§ PROBLEM STATEMENT
Keep the pictures out of the copy and repeat the records exactly.
--
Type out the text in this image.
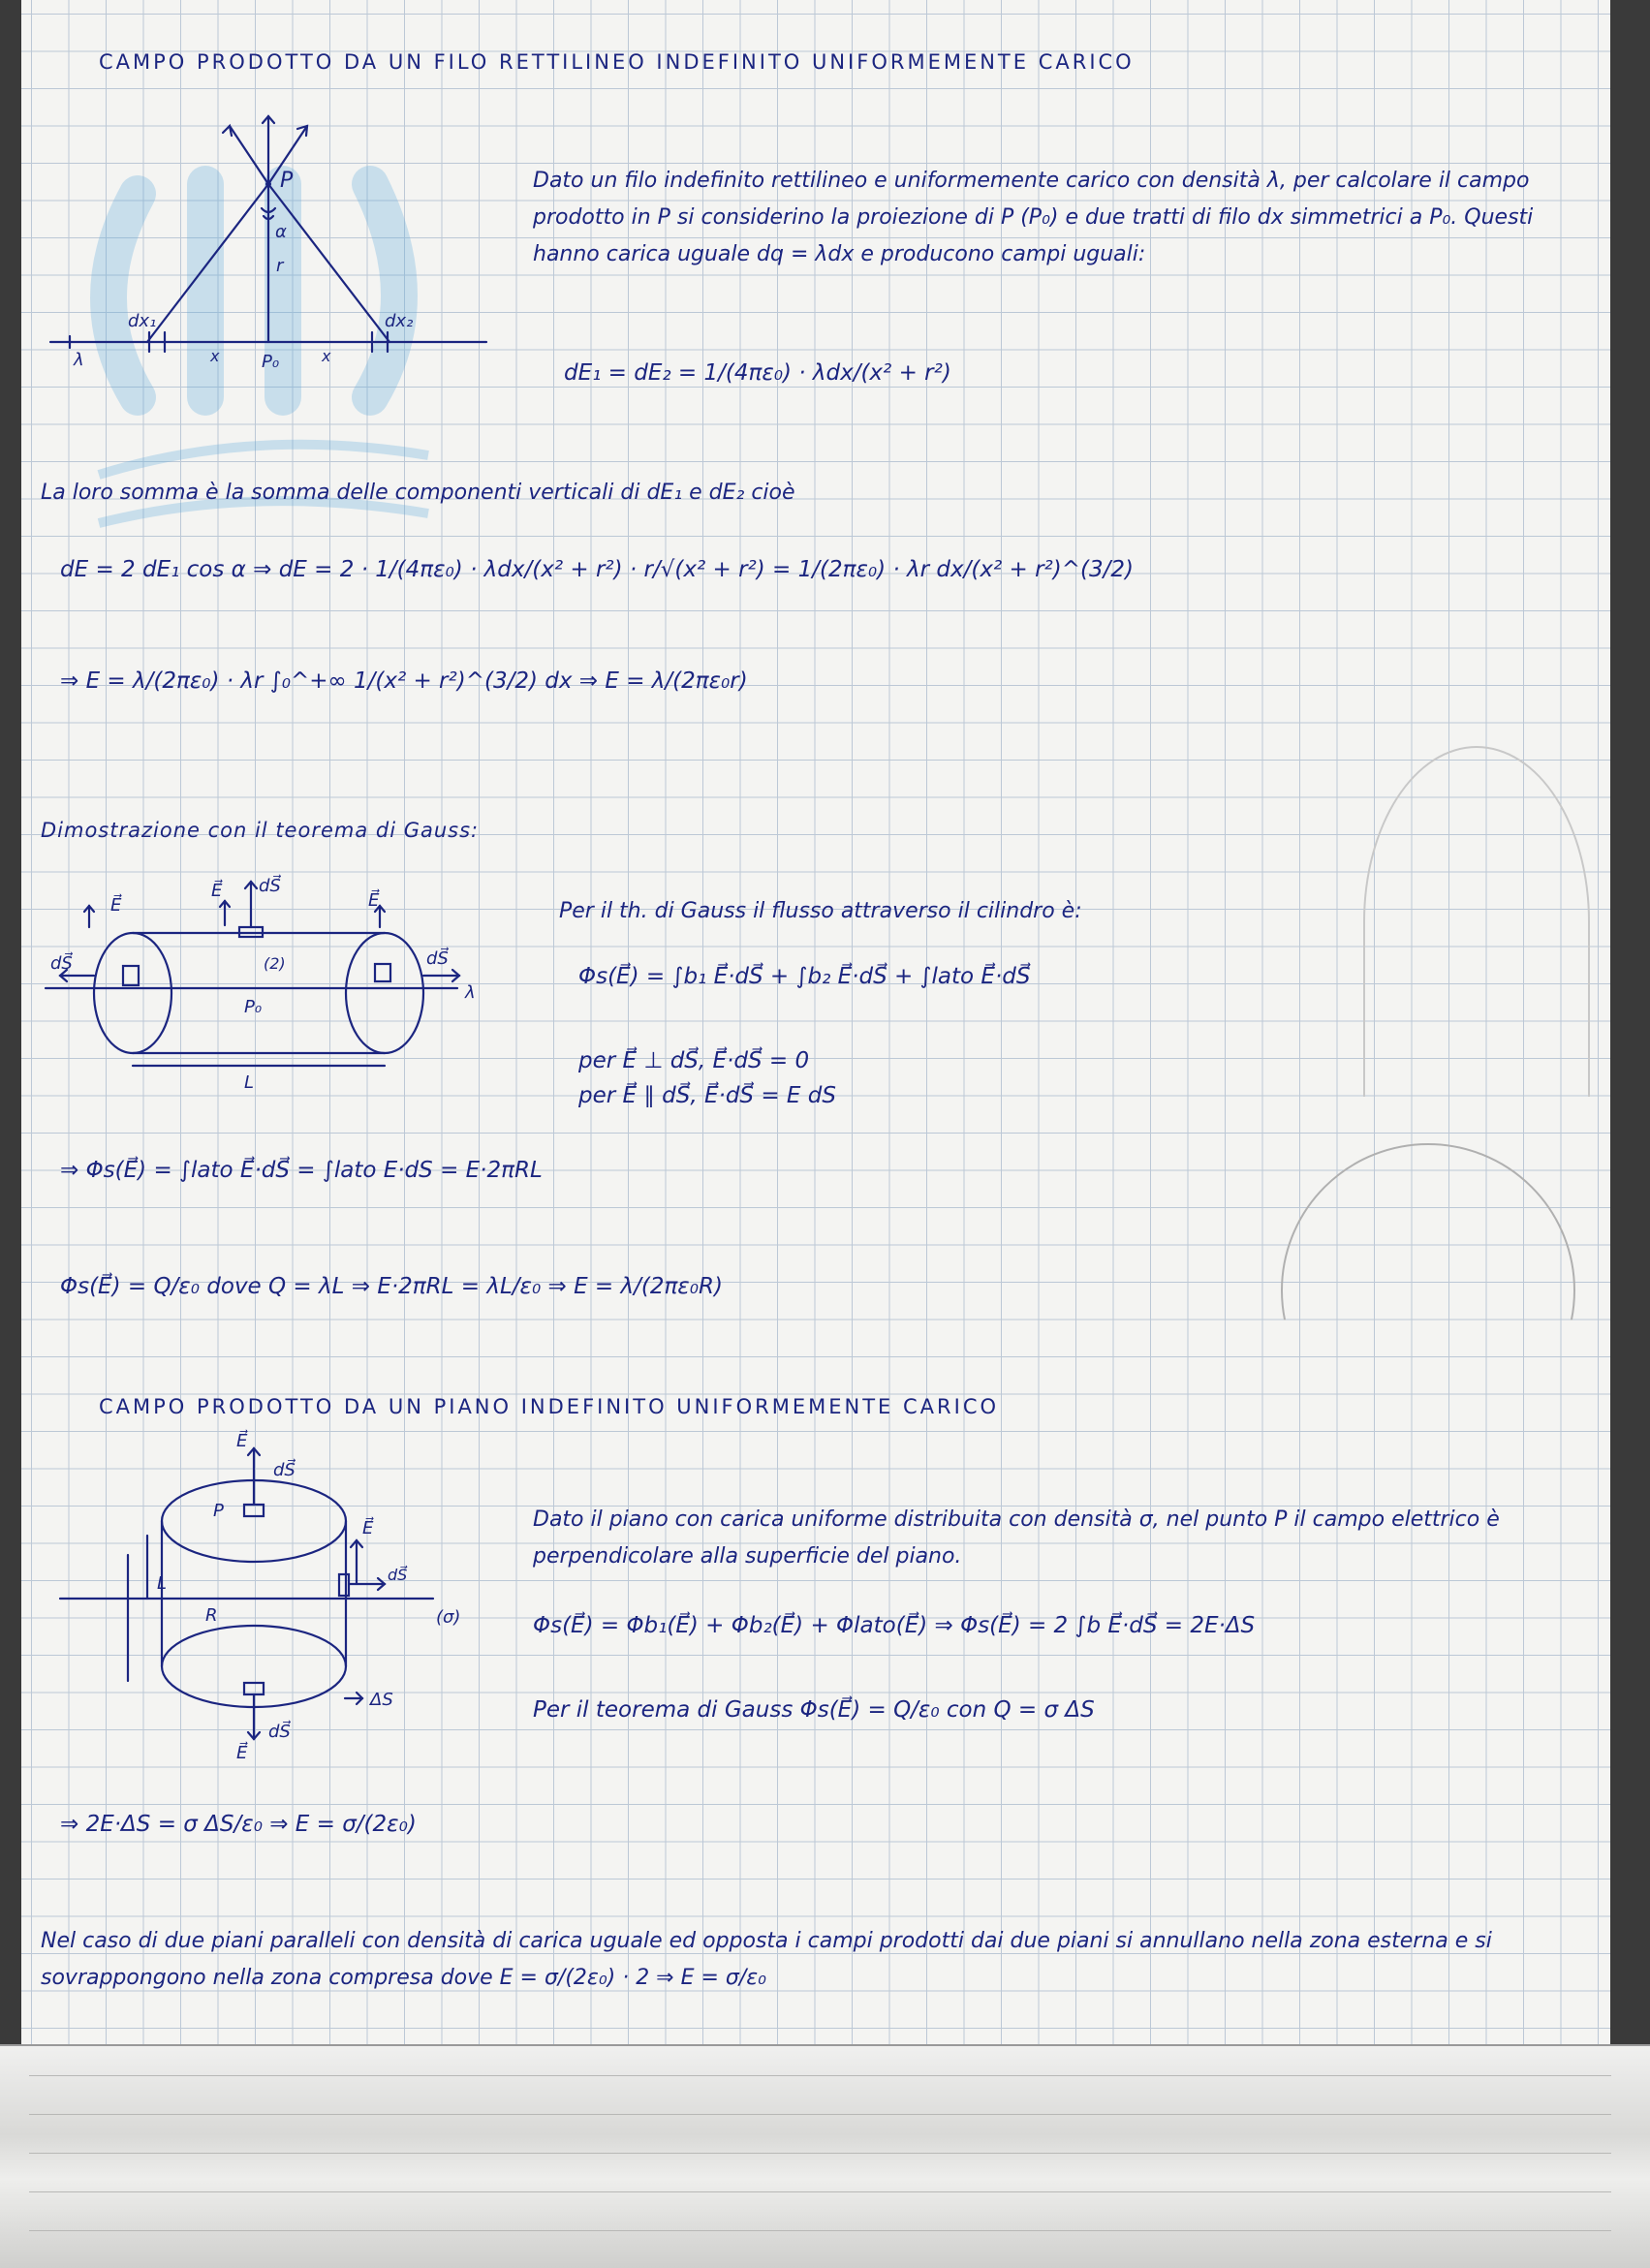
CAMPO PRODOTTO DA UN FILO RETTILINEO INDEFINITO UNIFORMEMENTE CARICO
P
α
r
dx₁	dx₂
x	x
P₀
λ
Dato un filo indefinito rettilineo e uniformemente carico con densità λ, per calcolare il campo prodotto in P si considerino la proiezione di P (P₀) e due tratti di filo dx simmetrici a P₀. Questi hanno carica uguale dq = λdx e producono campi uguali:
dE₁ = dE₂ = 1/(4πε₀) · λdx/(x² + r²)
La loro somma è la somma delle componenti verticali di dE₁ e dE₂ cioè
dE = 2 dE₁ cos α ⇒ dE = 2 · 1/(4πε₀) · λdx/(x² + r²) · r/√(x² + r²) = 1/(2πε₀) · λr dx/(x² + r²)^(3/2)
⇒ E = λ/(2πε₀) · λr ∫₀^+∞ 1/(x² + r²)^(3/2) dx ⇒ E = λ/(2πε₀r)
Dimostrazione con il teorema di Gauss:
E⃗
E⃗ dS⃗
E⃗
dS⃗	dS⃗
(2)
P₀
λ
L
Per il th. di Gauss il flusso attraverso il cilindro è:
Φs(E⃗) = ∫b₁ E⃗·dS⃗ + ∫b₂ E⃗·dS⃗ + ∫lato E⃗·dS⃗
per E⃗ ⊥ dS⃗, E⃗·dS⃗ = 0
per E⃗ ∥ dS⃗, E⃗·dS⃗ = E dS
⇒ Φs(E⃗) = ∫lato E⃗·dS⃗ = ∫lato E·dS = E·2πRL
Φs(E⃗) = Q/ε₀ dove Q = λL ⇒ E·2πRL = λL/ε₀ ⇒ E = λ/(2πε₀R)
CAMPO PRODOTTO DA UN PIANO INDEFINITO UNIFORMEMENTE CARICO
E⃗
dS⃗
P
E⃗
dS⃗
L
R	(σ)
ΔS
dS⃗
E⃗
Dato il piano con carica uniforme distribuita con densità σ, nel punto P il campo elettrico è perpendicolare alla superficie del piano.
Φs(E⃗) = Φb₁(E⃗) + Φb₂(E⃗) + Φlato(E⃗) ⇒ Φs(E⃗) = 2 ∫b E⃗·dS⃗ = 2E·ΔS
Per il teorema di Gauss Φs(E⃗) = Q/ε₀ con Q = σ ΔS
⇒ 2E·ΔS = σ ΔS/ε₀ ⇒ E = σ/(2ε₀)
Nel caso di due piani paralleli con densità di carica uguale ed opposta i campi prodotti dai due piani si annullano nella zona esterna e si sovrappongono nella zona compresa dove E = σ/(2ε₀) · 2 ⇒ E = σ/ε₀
--
§ ANSWER FOR THE TASK
Type out the text in this image.
CAMPO PRODOTTO DA UN FILO RETTILINEO INDEFINITO UNIFORMEMENTE CARICO
P
α
r
dx₁	dx₂
x	x
P₀
λ
Dato un filo indefinito rettilineo e uniformemente carico con densità λ, per calcolare il campo prodotto in P si considerino la proiezione di P (P₀) e due tratti di filo dx simmetrici a P₀. Questi hanno carica uguale dq = λdx e producono campi uguali:
dE₁ = dE₂ = 1/(4πε₀) · λdx/(x² + r²)
La loro somma è la somma delle componenti verticali di dE₁ e dE₂ cioè
dE = 2 dE₁ cos α ⇒ dE = 2 · 1/(4πε₀) · λdx/(x² + r²) · r/√(x² + r²) = 1/(2πε₀) · λr dx/(x² + r²)^(3/2)
⇒ E = λ/(2πε₀) · λr ∫₀^+∞ 1/(x² + r²)^(3/2) dx ⇒ E = λ/(2πε₀r)
Dimostrazione con il teorema di Gauss:
E⃗
E⃗ dS⃗
E⃗
dS⃗	dS⃗
(2)
P₀
λ
L
Per il th. di Gauss il flusso attraverso il cilindro è:
Φs(E⃗) = ∫b₁ E⃗·dS⃗ + ∫b₂ E⃗·dS⃗ + ∫lato E⃗·dS⃗
per E⃗ ⊥ dS⃗, E⃗·dS⃗ = 0
per E⃗ ∥ dS⃗, E⃗·dS⃗ = E dS
⇒ Φs(E⃗) = ∫lato E⃗·dS⃗ = ∫lato E·dS = E·2πRL
Φs(E⃗) = Q/ε₀ dove Q = λL ⇒ E·2πRL = λL/ε₀ ⇒ E = λ/(2πε₀R)
CAMPO PRODOTTO DA UN PIANO INDEFINITO UNIFORMEMENTE CARICO
E⃗
dS⃗
P
E⃗
dS⃗
L
R	(σ)
ΔS
dS⃗
E⃗
Dato il piano con carica uniforme distribuita con densità σ, nel punto P il campo elettrico è perpendicolare alla superficie del piano.
Φs(E⃗) = Φb₁(E⃗) + Φb₂(E⃗) + Φlato(E⃗) ⇒ Φs(E⃗) = 2 ∫b E⃗·dS⃗ = 2E·ΔS
Per il teorema di Gauss Φs(E⃗) = Q/ε₀ con Q = σ ΔS
⇒ 2E·ΔS = σ ΔS/ε₀ ⇒ E = σ/(2ε₀)
Nel caso di due piani paralleli con densità di carica uguale ed opposta i campi prodotti dai due piani si annullano nella zona esterna e si sovrappongono nella zona compresa dove E = σ/(2ε₀) · 2 ⇒ E = σ/ε₀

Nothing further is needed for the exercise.